**Set problem**
Check each line of the records below for the word "Snow" and copy those where it appears.
::: Provided entries :::
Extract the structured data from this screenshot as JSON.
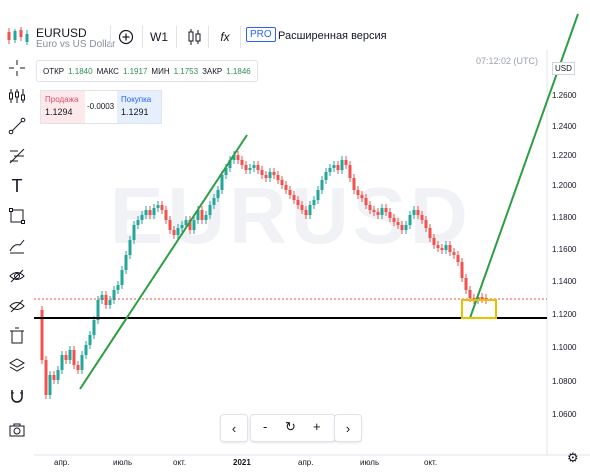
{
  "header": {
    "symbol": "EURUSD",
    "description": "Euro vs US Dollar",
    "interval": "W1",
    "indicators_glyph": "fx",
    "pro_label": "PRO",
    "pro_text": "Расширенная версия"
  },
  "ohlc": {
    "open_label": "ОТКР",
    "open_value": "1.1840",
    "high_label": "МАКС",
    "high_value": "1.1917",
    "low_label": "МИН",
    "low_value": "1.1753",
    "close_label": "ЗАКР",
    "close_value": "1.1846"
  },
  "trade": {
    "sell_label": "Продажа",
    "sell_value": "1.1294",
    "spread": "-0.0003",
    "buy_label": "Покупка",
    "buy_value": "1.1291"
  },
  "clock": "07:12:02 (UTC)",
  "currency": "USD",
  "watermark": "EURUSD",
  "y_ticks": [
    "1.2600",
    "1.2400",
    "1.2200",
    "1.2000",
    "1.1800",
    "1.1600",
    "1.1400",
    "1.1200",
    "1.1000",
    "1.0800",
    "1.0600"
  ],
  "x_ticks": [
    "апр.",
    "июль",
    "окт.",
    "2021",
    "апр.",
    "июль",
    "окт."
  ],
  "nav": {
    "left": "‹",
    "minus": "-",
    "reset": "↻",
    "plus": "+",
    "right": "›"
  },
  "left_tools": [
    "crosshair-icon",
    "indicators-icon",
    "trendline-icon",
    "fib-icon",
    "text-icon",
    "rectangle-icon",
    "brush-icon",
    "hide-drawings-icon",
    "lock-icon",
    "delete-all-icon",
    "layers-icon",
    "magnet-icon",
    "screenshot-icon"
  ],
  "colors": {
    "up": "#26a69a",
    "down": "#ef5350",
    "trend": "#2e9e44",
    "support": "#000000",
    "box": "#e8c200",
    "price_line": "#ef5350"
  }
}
:::
::: Provided entries :::
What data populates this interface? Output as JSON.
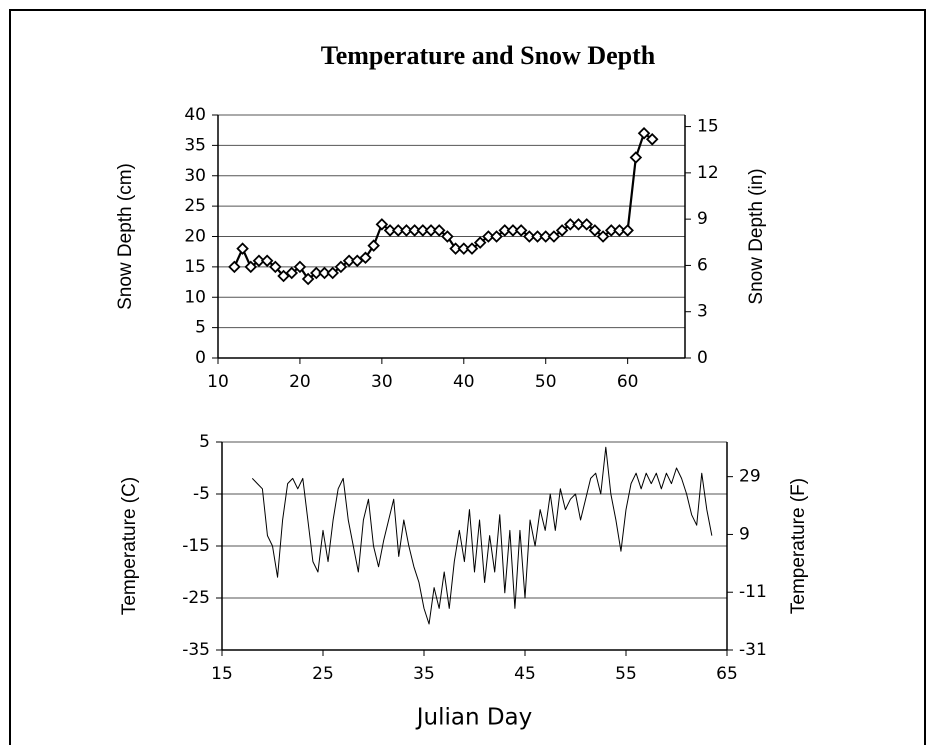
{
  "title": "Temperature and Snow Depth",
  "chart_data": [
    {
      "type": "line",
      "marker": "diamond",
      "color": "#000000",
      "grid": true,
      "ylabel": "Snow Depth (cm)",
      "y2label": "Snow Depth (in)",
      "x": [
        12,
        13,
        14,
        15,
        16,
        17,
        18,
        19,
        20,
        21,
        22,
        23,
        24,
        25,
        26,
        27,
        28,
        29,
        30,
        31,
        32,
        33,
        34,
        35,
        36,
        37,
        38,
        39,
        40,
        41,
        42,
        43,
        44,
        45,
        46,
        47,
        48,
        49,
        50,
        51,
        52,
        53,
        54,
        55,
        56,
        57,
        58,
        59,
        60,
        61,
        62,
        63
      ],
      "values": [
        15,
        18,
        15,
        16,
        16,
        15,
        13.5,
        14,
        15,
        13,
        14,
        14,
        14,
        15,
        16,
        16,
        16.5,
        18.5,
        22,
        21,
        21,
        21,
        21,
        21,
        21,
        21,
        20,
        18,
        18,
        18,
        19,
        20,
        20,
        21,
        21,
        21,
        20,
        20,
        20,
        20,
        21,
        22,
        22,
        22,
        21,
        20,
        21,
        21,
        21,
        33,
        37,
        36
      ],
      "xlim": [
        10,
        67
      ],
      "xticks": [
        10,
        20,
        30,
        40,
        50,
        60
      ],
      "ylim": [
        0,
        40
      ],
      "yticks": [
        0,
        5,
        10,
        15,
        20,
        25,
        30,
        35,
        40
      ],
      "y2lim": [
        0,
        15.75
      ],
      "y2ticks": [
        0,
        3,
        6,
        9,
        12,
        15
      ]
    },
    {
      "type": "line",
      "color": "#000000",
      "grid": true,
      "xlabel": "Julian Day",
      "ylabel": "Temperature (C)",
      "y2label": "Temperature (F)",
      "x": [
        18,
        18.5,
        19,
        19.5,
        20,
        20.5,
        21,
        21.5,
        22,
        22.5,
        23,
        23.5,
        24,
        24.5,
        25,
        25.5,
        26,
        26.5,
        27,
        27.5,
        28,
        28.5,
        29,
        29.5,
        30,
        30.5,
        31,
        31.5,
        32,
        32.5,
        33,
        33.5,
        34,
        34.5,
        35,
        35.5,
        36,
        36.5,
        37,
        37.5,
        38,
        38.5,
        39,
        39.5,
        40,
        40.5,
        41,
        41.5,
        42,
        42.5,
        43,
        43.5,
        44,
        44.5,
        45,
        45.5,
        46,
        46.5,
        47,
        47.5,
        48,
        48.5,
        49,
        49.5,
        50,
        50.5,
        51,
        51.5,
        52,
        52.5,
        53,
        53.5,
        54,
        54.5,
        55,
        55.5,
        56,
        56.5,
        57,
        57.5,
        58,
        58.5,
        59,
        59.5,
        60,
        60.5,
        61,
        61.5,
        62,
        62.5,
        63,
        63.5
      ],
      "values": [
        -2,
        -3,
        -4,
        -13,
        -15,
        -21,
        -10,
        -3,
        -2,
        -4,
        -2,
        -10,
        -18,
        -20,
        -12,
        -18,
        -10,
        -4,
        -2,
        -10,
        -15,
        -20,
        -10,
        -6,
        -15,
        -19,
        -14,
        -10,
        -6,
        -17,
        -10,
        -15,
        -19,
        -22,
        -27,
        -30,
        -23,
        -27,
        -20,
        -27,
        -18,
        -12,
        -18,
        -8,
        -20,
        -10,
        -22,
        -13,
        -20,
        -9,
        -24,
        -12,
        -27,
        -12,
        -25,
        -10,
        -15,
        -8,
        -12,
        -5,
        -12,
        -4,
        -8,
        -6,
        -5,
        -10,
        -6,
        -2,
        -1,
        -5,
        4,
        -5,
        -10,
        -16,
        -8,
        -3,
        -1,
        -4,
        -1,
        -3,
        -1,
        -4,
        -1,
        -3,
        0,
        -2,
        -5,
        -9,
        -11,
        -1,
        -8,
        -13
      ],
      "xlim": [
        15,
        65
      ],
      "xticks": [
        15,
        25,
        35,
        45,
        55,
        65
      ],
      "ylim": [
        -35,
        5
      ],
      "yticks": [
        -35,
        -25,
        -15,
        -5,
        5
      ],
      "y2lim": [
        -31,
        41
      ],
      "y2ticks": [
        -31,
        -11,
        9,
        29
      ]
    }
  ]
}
:::
**The response**
  "title": "Temperature and Snow Depth",
      "ylabel": "Snow Depth (cm)",
      "y2label": "Snow Depth (in)",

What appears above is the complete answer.